THE DATA:
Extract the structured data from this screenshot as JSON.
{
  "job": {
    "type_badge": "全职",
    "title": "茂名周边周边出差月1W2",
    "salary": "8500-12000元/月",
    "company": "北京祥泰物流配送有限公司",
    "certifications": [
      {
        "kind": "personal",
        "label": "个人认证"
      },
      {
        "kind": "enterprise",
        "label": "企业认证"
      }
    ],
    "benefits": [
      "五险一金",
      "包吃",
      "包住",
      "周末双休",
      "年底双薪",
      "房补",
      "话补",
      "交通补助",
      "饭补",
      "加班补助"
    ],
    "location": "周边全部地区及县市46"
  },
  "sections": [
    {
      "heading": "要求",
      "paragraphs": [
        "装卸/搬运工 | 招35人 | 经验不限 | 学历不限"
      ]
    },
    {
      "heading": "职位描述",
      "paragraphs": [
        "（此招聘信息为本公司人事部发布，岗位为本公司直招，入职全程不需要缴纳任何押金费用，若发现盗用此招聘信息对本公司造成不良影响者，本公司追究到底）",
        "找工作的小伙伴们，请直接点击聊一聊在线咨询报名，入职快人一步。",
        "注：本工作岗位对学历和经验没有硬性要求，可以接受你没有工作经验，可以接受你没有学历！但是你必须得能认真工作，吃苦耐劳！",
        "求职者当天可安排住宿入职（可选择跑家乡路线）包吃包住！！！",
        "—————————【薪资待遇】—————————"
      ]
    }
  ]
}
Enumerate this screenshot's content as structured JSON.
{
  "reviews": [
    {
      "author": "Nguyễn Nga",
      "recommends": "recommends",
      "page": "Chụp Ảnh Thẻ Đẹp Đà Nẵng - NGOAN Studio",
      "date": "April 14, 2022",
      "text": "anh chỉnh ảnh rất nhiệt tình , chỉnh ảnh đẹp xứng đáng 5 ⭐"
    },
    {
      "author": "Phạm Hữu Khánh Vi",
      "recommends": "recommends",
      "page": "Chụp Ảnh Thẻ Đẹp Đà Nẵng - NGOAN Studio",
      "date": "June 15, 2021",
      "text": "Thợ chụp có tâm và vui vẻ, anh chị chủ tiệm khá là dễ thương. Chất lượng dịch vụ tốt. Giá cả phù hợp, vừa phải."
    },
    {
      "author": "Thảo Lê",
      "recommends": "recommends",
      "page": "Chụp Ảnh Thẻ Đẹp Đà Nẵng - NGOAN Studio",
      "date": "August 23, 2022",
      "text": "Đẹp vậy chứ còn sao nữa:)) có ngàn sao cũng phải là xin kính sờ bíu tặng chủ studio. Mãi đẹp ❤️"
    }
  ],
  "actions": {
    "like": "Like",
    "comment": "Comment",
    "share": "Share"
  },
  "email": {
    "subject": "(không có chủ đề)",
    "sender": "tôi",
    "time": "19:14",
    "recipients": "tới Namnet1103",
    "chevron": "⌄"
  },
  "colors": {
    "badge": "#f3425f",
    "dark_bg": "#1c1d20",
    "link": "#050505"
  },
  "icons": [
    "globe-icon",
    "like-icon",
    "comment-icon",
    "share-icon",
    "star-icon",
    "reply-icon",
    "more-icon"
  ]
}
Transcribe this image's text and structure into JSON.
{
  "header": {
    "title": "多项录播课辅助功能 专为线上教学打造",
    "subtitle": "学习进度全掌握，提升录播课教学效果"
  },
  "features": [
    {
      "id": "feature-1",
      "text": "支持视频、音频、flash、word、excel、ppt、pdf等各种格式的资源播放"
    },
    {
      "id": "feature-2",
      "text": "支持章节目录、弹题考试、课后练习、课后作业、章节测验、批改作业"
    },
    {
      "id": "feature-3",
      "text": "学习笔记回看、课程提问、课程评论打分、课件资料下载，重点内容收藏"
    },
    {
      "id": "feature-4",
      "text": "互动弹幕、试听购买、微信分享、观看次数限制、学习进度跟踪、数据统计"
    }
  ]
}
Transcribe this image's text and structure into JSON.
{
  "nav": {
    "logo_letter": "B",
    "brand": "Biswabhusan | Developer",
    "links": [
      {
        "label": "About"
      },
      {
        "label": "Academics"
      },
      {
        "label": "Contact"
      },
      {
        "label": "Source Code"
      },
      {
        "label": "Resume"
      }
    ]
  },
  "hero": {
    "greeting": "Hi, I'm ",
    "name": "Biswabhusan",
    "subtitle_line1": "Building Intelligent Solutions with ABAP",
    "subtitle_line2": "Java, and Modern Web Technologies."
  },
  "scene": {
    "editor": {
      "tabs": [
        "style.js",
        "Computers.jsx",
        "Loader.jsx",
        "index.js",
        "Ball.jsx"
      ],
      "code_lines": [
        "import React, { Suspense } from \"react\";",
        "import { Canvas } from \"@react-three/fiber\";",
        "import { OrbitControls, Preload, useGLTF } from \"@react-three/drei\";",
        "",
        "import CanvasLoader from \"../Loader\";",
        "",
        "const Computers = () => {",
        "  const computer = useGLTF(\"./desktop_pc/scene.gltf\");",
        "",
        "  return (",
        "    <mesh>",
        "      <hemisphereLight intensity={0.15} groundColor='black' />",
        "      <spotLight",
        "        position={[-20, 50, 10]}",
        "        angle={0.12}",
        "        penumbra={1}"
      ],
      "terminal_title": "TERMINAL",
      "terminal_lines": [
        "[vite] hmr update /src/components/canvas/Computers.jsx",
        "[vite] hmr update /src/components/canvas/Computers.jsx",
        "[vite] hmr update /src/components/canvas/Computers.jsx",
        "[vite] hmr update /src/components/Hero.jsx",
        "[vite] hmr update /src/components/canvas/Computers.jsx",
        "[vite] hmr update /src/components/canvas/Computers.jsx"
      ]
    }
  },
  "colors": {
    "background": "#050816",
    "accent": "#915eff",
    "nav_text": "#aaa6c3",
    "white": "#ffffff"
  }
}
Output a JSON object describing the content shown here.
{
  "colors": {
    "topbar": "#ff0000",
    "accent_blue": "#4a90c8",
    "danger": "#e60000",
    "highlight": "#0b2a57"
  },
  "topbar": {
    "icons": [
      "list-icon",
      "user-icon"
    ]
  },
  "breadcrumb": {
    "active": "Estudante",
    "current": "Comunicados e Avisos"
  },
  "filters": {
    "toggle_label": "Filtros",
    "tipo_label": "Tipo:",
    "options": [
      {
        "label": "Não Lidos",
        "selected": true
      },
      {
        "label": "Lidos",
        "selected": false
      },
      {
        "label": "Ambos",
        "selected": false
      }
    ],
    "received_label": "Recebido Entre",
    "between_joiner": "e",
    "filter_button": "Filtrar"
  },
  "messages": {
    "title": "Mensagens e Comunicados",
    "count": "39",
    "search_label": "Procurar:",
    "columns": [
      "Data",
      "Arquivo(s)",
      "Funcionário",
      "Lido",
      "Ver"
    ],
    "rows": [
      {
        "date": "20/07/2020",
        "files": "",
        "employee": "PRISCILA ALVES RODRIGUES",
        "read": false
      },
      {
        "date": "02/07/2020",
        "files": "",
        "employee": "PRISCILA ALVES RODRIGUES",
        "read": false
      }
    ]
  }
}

WRITTEN PROBLEM: Pull out each line of the listing that holds the string "content".

OUTPUT FOR THIS EXERCISE:
Enumerate this screenshot's content as structured JSON.
Output a JSON object describing the content shown here.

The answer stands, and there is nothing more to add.